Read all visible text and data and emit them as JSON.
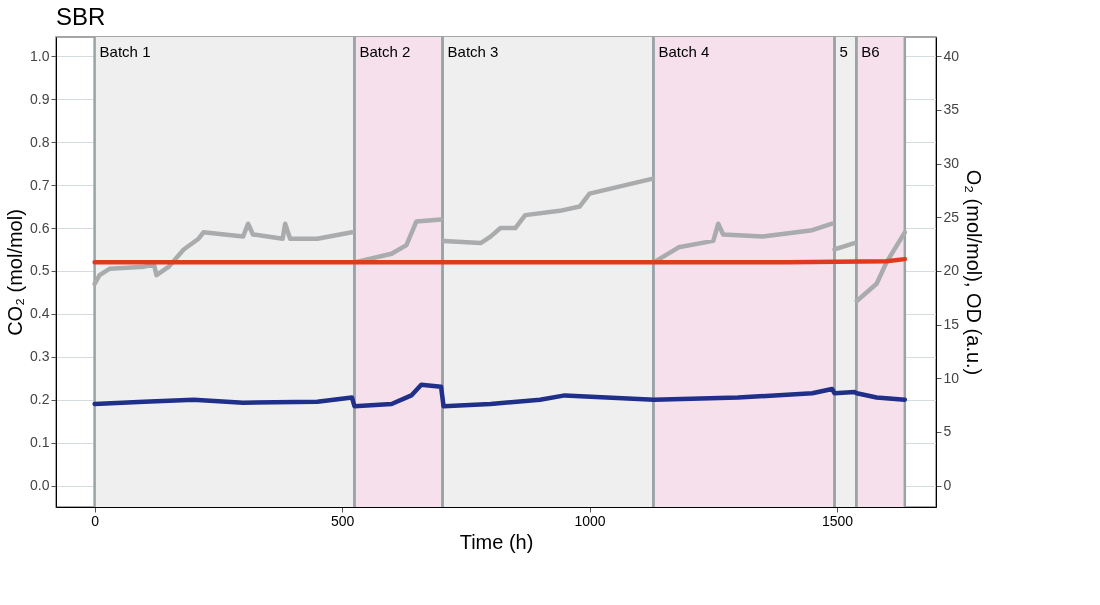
{
  "chart_data": {
    "type": "line",
    "title": "SBR",
    "xlabel": "Time (h)",
    "ylabel": "CO₂ (mol/mol)",
    "y2label": "O₂ (mol/mol), OD (a.u.)",
    "xlim": [
      -78,
      1700
    ],
    "xticks": [
      0,
      500,
      1000,
      1500
    ],
    "ylim": [
      -0.05,
      1.045
    ],
    "yticks": [
      {
        "value": 0,
        "label": "0.0"
      },
      0.1,
      0.2,
      0.3,
      0.4,
      0.5,
      0.6,
      0.7,
      0.8,
      0.9,
      {
        "value": 1,
        "label": "1.0"
      }
    ],
    "y2lim": [
      -2,
      41.8
    ],
    "y2ticks": [
      0,
      5,
      10,
      15,
      20,
      25,
      30,
      35,
      40
    ],
    "grid": true,
    "line_style": "solid",
    "marker": "none",
    "bands": [
      {
        "axis": "x",
        "from": 0,
        "to": 525,
        "label": "Batch 1",
        "color": "#efefef"
      },
      {
        "axis": "x",
        "from": 525,
        "to": 703,
        "label": "Batch 2",
        "color": "#f6e0ec"
      },
      {
        "axis": "x",
        "from": 703,
        "to": 1129,
        "label": "Batch 3",
        "color": "#efefef"
      },
      {
        "axis": "x",
        "from": 1129,
        "to": 1495,
        "label": "Batch 4",
        "color": "#f6e0ec"
      },
      {
        "axis": "x",
        "from": 1495,
        "to": 1539,
        "label": "5",
        "color": "#efefef"
      },
      {
        "axis": "x",
        "from": 1539,
        "to": 1637,
        "label": "B6",
        "color": "#f6e0ec"
      }
    ],
    "series": [
      {
        "color": "#a9abad",
        "axis": "y2",
        "x": [
          0,
          10,
          30,
          100,
          120,
          125,
          150,
          180,
          210,
          220,
          300,
          310,
          320,
          380,
          385,
          395,
          450,
          520,
          522,
          525,
          600,
          630,
          650,
          700,
          702,
          705,
          780,
          800,
          820,
          850,
          870,
          940,
          980,
          1000,
          1128,
          1129,
          1130,
          1180,
          1250,
          1260,
          1270,
          1350,
          1450,
          1490,
          1492,
          1495,
          1535,
          1537,
          1540,
          1580,
          1600,
          1637
        ],
        "values": [
          18.8,
          19.6,
          20.2,
          20.4,
          20.6,
          19.6,
          20.4,
          22,
          23,
          23.6,
          23.2,
          24.4,
          23.4,
          23,
          24.4,
          23,
          23,
          23.6,
          null,
          20.8,
          21.6,
          22.4,
          24.6,
          24.8,
          null,
          22.8,
          22.6,
          23.2,
          24,
          24,
          25.2,
          25.6,
          26,
          27.2,
          28.6,
          null,
          20.8,
          22.2,
          22.8,
          24.4,
          23.4,
          23.2,
          23.8,
          24.4,
          null,
          22,
          22.6,
          null,
          17.2,
          18.8,
          20.8,
          23.6
        ]
      },
      {
        "color": "#e03a1e",
        "axis": "y2",
        "x": [
          0,
          200,
          400,
          600,
          800,
          1000,
          1200,
          1400,
          1600,
          1637
        ],
        "values": [
          20.8,
          20.8,
          20.8,
          20.8,
          20.8,
          20.8,
          20.8,
          20.8,
          20.9,
          21.1
        ]
      },
      {
        "color": "#1f2f8a",
        "x": [
          0,
          100,
          200,
          300,
          450,
          520,
          525,
          600,
          640,
          660,
          700,
          705,
          800,
          900,
          950,
          1130,
          1300,
          1450,
          1490,
          1495,
          1535,
          1540,
          1580,
          1637
        ],
        "values": [
          0.19,
          0.195,
          0.2,
          0.193,
          0.195,
          0.205,
          0.185,
          0.19,
          0.21,
          0.235,
          0.23,
          0.185,
          0.19,
          0.2,
          0.21,
          0.2,
          0.205,
          0.215,
          0.225,
          0.215,
          0.218,
          0.215,
          0.205,
          0.2
        ]
      }
    ]
  }
}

━━━━━━━━

Return all of the entries exactly as written, but drop any pictures they hold.

Read all visible text and data and emit them as JSON.
{
  "chart_data": {
    "type": "line",
    "title": "SBR",
    "xlabel": "Time (h)",
    "ylabel": "CO₂ (mol/mol)",
    "y2label": "O₂ (mol/mol), OD (a.u.)",
    "xlim": [
      -78,
      1700
    ],
    "xticks": [
      0,
      500,
      1000,
      1500
    ],
    "ylim": [
      -0.05,
      1.045
    ],
    "yticks": [
      {
        "value": 0,
        "label": "0.0"
      },
      0.1,
      0.2,
      0.3,
      0.4,
      0.5,
      0.6,
      0.7,
      0.8,
      0.9,
      {
        "value": 1,
        "label": "1.0"
      }
    ],
    "y2lim": [
      -2,
      41.8
    ],
    "y2ticks": [
      0,
      5,
      10,
      15,
      20,
      25,
      30,
      35,
      40
    ],
    "grid": true,
    "line_style": "solid",
    "marker": "none",
    "bands": [
      {
        "axis": "x",
        "from": 0,
        "to": 525,
        "label": "Batch 1",
        "color": "#efefef"
      },
      {
        "axis": "x",
        "from": 525,
        "to": 703,
        "label": "Batch 2",
        "color": "#f6e0ec"
      },
      {
        "axis": "x",
        "from": 703,
        "to": 1129,
        "label": "Batch 3",
        "color": "#efefef"
      },
      {
        "axis": "x",
        "from": 1129,
        "to": 1495,
        "label": "Batch 4",
        "color": "#f6e0ec"
      },
      {
        "axis": "x",
        "from": 1495,
        "to": 1539,
        "label": "5",
        "color": "#efefef"
      },
      {
        "axis": "x",
        "from": 1539,
        "to": 1637,
        "label": "B6",
        "color": "#f6e0ec"
      }
    ],
    "series": [
      {
        "color": "#a9abad",
        "axis": "y2",
        "x": [
          0,
          10,
          30,
          100,
          120,
          125,
          150,
          180,
          210,
          220,
          300,
          310,
          320,
          380,
          385,
          395,
          450,
          520,
          522,
          525,
          600,
          630,
          650,
          700,
          702,
          705,
          780,
          800,
          820,
          850,
          870,
          940,
          980,
          1000,
          1128,
          1129,
          1130,
          1180,
          1250,
          1260,
          1270,
          1350,
          1450,
          1490,
          1492,
          1495,
          1535,
          1537,
          1540,
          1580,
          1600,
          1637
        ],
        "values": [
          18.8,
          19.6,
          20.2,
          20.4,
          20.6,
          19.6,
          20.4,
          22,
          23,
          23.6,
          23.2,
          24.4,
          23.4,
          23,
          24.4,
          23,
          23,
          23.6,
          null,
          20.8,
          21.6,
          22.4,
          24.6,
          24.8,
          null,
          22.8,
          22.6,
          23.2,
          24,
          24,
          25.2,
          25.6,
          26,
          27.2,
          28.6,
          null,
          20.8,
          22.2,
          22.8,
          24.4,
          23.4,
          23.2,
          23.8,
          24.4,
          null,
          22,
          22.6,
          null,
          17.2,
          18.8,
          20.8,
          23.6
        ]
      },
      {
        "color": "#e03a1e",
        "axis": "y2",
        "x": [
          0,
          200,
          400,
          600,
          800,
          1000,
          1200,
          1400,
          1600,
          1637
        ],
        "values": [
          20.8,
          20.8,
          20.8,
          20.8,
          20.8,
          20.8,
          20.8,
          20.8,
          20.9,
          21.1
        ]
      },
      {
        "color": "#1f2f8a",
        "x": [
          0,
          100,
          200,
          300,
          450,
          520,
          525,
          600,
          640,
          660,
          700,
          705,
          800,
          900,
          950,
          1130,
          1300,
          1450,
          1490,
          1495,
          1535,
          1540,
          1580,
          1637
        ],
        "values": [
          0.19,
          0.195,
          0.2,
          0.193,
          0.195,
          0.205,
          0.185,
          0.19,
          0.21,
          0.235,
          0.23,
          0.185,
          0.19,
          0.2,
          0.21,
          0.2,
          0.205,
          0.215,
          0.225,
          0.215,
          0.218,
          0.215,
          0.205,
          0.2
        ]
      }
    ]
  }
}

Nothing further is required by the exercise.